(Figure dataset records)
════════

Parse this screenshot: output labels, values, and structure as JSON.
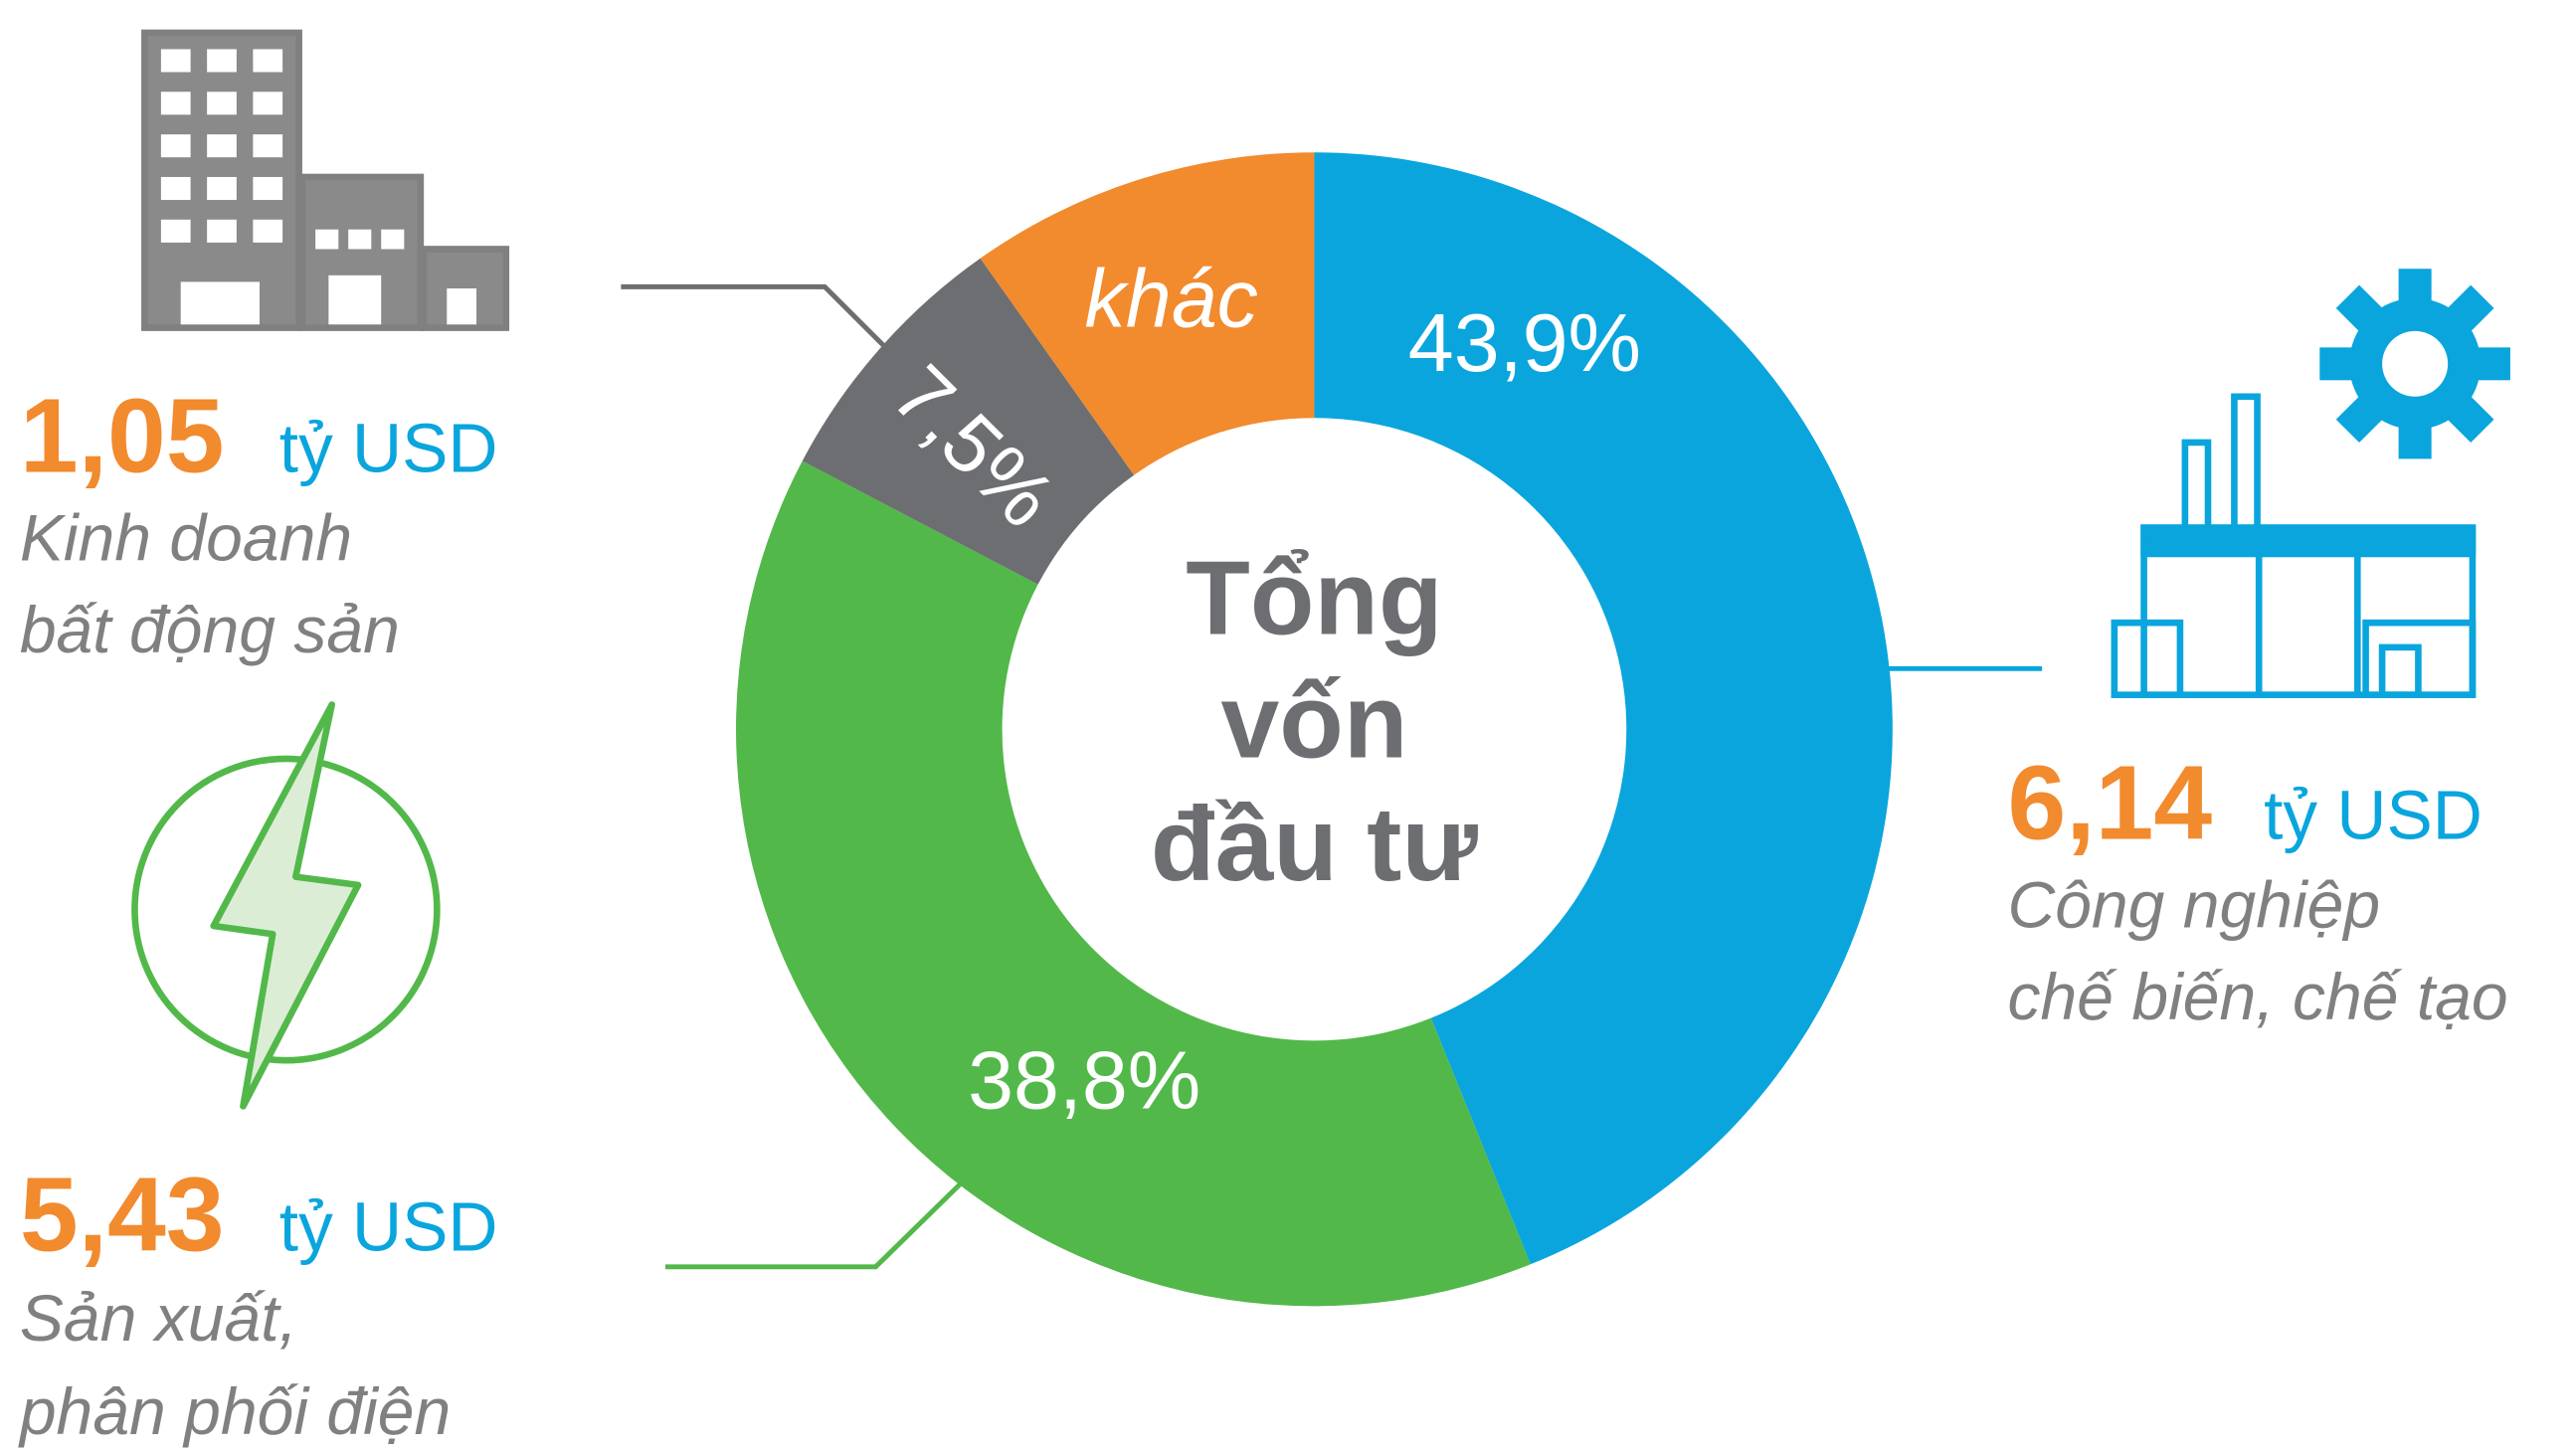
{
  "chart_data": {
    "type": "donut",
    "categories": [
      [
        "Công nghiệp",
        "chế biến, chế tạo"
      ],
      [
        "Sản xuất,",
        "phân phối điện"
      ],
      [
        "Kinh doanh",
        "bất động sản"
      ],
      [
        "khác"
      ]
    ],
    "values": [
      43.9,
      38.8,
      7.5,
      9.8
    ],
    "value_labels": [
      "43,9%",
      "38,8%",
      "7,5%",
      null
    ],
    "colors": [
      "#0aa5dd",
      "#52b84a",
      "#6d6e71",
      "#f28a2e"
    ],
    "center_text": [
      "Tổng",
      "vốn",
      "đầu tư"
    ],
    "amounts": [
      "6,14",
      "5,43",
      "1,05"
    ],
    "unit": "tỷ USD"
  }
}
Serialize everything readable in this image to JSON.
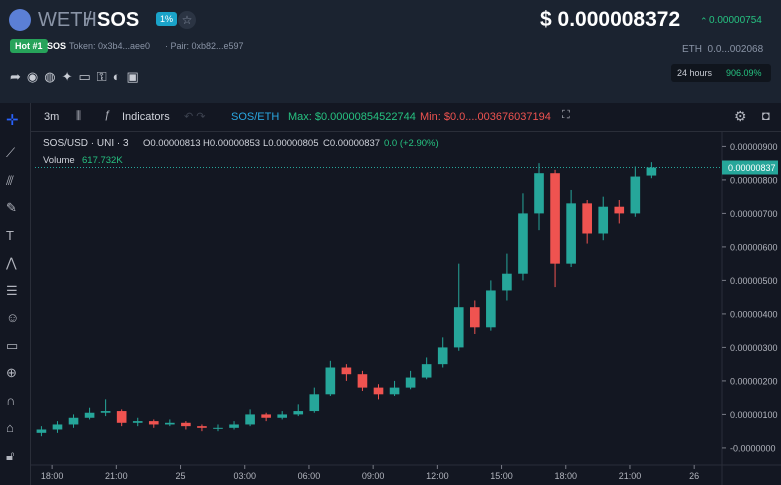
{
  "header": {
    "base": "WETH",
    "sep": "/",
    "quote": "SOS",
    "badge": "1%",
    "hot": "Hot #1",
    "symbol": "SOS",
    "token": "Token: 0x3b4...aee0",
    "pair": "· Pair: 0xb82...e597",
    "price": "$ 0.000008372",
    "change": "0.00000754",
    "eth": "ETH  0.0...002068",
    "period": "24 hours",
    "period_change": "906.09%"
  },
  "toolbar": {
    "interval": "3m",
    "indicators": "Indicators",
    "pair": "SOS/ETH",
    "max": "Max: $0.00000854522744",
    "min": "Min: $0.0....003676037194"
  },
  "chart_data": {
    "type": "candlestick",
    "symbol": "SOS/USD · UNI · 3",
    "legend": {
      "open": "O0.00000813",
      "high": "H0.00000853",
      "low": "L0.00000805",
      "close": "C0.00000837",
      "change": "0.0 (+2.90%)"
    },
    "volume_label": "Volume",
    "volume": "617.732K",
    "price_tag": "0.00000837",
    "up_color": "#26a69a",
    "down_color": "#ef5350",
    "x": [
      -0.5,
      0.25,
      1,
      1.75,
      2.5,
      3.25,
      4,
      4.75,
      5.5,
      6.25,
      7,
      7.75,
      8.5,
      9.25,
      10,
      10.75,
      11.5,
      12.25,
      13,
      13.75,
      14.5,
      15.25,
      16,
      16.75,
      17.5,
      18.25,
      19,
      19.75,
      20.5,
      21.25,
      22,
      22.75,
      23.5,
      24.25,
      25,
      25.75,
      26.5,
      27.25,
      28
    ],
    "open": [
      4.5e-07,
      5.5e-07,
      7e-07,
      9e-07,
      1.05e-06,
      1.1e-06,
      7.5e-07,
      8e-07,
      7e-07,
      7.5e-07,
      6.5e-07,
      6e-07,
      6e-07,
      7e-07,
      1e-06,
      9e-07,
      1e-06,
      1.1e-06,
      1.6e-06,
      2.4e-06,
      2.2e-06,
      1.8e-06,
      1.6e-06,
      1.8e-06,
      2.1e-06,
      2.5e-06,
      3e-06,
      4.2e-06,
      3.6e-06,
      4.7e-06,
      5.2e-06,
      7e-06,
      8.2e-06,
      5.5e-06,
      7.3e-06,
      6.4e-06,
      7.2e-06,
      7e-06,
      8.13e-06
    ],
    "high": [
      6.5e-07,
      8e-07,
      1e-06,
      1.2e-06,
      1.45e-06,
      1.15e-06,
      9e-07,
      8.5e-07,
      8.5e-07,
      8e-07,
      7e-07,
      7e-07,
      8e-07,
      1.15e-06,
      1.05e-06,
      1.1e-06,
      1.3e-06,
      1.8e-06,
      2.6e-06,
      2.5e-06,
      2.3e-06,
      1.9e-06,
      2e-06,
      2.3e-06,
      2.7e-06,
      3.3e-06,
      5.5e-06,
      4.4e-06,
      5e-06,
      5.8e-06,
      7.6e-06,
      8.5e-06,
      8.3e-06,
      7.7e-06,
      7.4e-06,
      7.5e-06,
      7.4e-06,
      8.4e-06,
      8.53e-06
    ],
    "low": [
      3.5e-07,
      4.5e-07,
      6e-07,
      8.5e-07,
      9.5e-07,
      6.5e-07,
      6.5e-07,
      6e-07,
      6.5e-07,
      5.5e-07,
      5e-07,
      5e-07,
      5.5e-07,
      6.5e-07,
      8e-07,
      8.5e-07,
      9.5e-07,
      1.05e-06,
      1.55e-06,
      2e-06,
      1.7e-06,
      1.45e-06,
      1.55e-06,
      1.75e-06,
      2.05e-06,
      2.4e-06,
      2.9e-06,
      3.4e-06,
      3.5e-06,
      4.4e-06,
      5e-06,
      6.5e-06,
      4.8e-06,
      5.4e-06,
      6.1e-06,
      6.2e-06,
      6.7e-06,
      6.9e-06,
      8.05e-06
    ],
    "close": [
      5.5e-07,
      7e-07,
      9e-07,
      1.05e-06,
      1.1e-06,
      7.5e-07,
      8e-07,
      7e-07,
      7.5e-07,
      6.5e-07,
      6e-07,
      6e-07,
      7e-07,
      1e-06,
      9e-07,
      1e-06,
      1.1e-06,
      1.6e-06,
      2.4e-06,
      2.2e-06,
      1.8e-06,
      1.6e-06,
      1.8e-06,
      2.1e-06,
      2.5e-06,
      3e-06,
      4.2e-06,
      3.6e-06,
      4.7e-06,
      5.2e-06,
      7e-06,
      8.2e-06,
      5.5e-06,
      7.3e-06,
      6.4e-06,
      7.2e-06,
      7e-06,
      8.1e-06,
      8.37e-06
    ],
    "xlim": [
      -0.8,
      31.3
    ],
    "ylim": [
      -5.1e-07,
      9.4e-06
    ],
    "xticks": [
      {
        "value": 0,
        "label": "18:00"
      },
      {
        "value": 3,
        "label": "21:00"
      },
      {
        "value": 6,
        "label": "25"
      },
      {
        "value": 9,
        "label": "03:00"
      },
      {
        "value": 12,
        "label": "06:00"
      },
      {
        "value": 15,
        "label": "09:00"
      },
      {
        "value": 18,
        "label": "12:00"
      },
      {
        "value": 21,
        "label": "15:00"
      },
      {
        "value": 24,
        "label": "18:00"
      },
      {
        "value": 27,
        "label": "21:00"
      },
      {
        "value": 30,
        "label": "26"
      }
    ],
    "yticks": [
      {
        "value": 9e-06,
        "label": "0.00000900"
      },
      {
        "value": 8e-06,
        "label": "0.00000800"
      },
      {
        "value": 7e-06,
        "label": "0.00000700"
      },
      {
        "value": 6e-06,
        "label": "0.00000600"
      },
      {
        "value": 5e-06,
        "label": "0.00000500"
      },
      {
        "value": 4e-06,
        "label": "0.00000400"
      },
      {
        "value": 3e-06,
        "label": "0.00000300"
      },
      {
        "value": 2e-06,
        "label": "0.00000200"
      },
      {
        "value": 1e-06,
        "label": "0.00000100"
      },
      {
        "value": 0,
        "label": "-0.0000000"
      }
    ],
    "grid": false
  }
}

════════

- GIVEN INSTRUCTION: Restate the data above word for word. Skip every picture.

- TASK RESULT:
Parse this screenshot: output labels, values, and structure as JSON.
{
  "chart_data": {
    "type": "donut",
    "categories": [
      [
        "Công nghiệp",
        "chế biến, chế tạo"
      ],
      [
        "Sản xuất,",
        "phân phối điện"
      ],
      [
        "Kinh doanh",
        "bất động sản"
      ],
      [
        "khác"
      ]
    ],
    "values": [
      43.9,
      38.8,
      7.5,
      9.8
    ],
    "value_labels": [
      "43,9%",
      "38,8%",
      "7,5%",
      null
    ],
    "colors": [
      "#0aa5dd",
      "#52b84a",
      "#6d6e71",
      "#f28a2e"
    ],
    "center_text": [
      "Tổng",
      "vốn",
      "đầu tư"
    ],
    "amounts": [
      "6,14",
      "5,43",
      "1,05"
    ],
    "unit": "tỷ USD"
  }
}
Serialize everything readable in this image to JSON.
{
  "header": {
    "base": "WETH",
    "sep": "/",
    "quote": "SOS",
    "badge": "1%",
    "hot": "Hot #1",
    "symbol": "SOS",
    "token": "Token: 0x3b4...aee0",
    "pair": "· Pair: 0xb82...e597",
    "price": "$ 0.000008372",
    "change": "0.00000754",
    "eth": "ETH  0.0...002068",
    "period": "24 hours",
    "period_change": "906.09%"
  },
  "toolbar": {
    "interval": "3m",
    "indicators": "Indicators",
    "pair": "SOS/ETH",
    "max": "Max: $0.00000854522744",
    "min": "Min: $0.0....003676037194"
  },
  "chart_data": {
    "type": "candlestick",
    "symbol": "SOS/USD · UNI · 3",
    "legend": {
      "open": "O0.00000813",
      "high": "H0.00000853",
      "low": "L0.00000805",
      "close": "C0.00000837",
      "change": "0.0 (+2.90%)"
    },
    "volume_label": "Volume",
    "volume": "617.732K",
    "price_tag": "0.00000837",
    "up_color": "#26a69a",
    "down_color": "#ef5350",
    "x": [
      -0.5,
      0.25,
      1,
      1.75,
      2.5,
      3.25,
      4,
      4.75,
      5.5,
      6.25,
      7,
      7.75,
      8.5,
      9.25,
      10,
      10.75,
      11.5,
      12.25,
      13,
      13.75,
      14.5,
      15.25,
      16,
      16.75,
      17.5,
      18.25,
      19,
      19.75,
      20.5,
      21.25,
      22,
      22.75,
      23.5,
      24.25,
      25,
      25.75,
      26.5,
      27.25,
      28
    ],
    "open": [
      4.5e-07,
      5.5e-07,
      7e-07,
      9e-07,
      1.05e-06,
      1.1e-06,
      7.5e-07,
      8e-07,
      7e-07,
      7.5e-07,
      6.5e-07,
      6e-07,
      6e-07,
      7e-07,
      1e-06,
      9e-07,
      1e-06,
      1.1e-06,
      1.6e-06,
      2.4e-06,
      2.2e-06,
      1.8e-06,
      1.6e-06,
      1.8e-06,
      2.1e-06,
      2.5e-06,
      3e-06,
      4.2e-06,
      3.6e-06,
      4.7e-06,
      5.2e-06,
      7e-06,
      8.2e-06,
      5.5e-06,
      7.3e-06,
      6.4e-06,
      7.2e-06,
      7e-06,
      8.13e-06
    ],
    "high": [
      6.5e-07,
      8e-07,
      1e-06,
      1.2e-06,
      1.45e-06,
      1.15e-06,
      9e-07,
      8.5e-07,
      8.5e-07,
      8e-07,
      7e-07,
      7e-07,
      8e-07,
      1.15e-06,
      1.05e-06,
      1.1e-06,
      1.3e-06,
      1.8e-06,
      2.6e-06,
      2.5e-06,
      2.3e-06,
      1.9e-06,
      2e-06,
      2.3e-06,
      2.7e-06,
      3.3e-06,
      5.5e-06,
      4.4e-06,
      5e-06,
      5.8e-06,
      7.6e-06,
      8.5e-06,
      8.3e-06,
      7.7e-06,
      7.4e-06,
      7.5e-06,
      7.4e-06,
      8.4e-06,
      8.53e-06
    ],
    "low": [
      3.5e-07,
      4.5e-07,
      6e-07,
      8.5e-07,
      9.5e-07,
      6.5e-07,
      6.5e-07,
      6e-07,
      6.5e-07,
      5.5e-07,
      5e-07,
      5e-07,
      5.5e-07,
      6.5e-07,
      8e-07,
      8.5e-07,
      9.5e-07,
      1.05e-06,
      1.55e-06,
      2e-06,
      1.7e-06,
      1.45e-06,
      1.55e-06,
      1.75e-06,
      2.05e-06,
      2.4e-06,
      2.9e-06,
      3.4e-06,
      3.5e-06,
      4.4e-06,
      5e-06,
      6.5e-06,
      4.8e-06,
      5.4e-06,
      6.1e-06,
      6.2e-06,
      6.7e-06,
      6.9e-06,
      8.05e-06
    ],
    "close": [
      5.5e-07,
      7e-07,
      9e-07,
      1.05e-06,
      1.1e-06,
      7.5e-07,
      8e-07,
      7e-07,
      7.5e-07,
      6.5e-07,
      6e-07,
      6e-07,
      7e-07,
      1e-06,
      9e-07,
      1e-06,
      1.1e-06,
      1.6e-06,
      2.4e-06,
      2.2e-06,
      1.8e-06,
      1.6e-06,
      1.8e-06,
      2.1e-06,
      2.5e-06,
      3e-06,
      4.2e-06,
      3.6e-06,
      4.7e-06,
      5.2e-06,
      7e-06,
      8.2e-06,
      5.5e-06,
      7.3e-06,
      6.4e-06,
      7.2e-06,
      7e-06,
      8.1e-06,
      8.37e-06
    ],
    "xlim": [
      -0.8,
      31.3
    ],
    "ylim": [
      -5.1e-07,
      9.4e-06
    ],
    "xticks": [
      {
        "value": 0,
        "label": "18:00"
      },
      {
        "value": 3,
        "label": "21:00"
      },
      {
        "value": 6,
        "label": "25"
      },
      {
        "value": 9,
        "label": "03:00"
      },
      {
        "value": 12,
        "label": "06:00"
      },
      {
        "value": 15,
        "label": "09:00"
      },
      {
        "value": 18,
        "label": "12:00"
      },
      {
        "value": 21,
        "label": "15:00"
      },
      {
        "value": 24,
        "label": "18:00"
      },
      {
        "value": 27,
        "label": "21:00"
      },
      {
        "value": 30,
        "label": "26"
      }
    ],
    "yticks": [
      {
        "value": 9e-06,
        "label": "0.00000900"
      },
      {
        "value": 8e-06,
        "label": "0.00000800"
      },
      {
        "value": 7e-06,
        "label": "0.00000700"
      },
      {
        "value": 6e-06,
        "label": "0.00000600"
      },
      {
        "value": 5e-06,
        "label": "0.00000500"
      },
      {
        "value": 4e-06,
        "label": "0.00000400"
      },
      {
        "value": 3e-06,
        "label": "0.00000300"
      },
      {
        "value": 2e-06,
        "label": "0.00000200"
      },
      {
        "value": 1e-06,
        "label": "0.00000100"
      },
      {
        "value": 0,
        "label": "-0.0000000"
      }
    ],
    "grid": false
  }
}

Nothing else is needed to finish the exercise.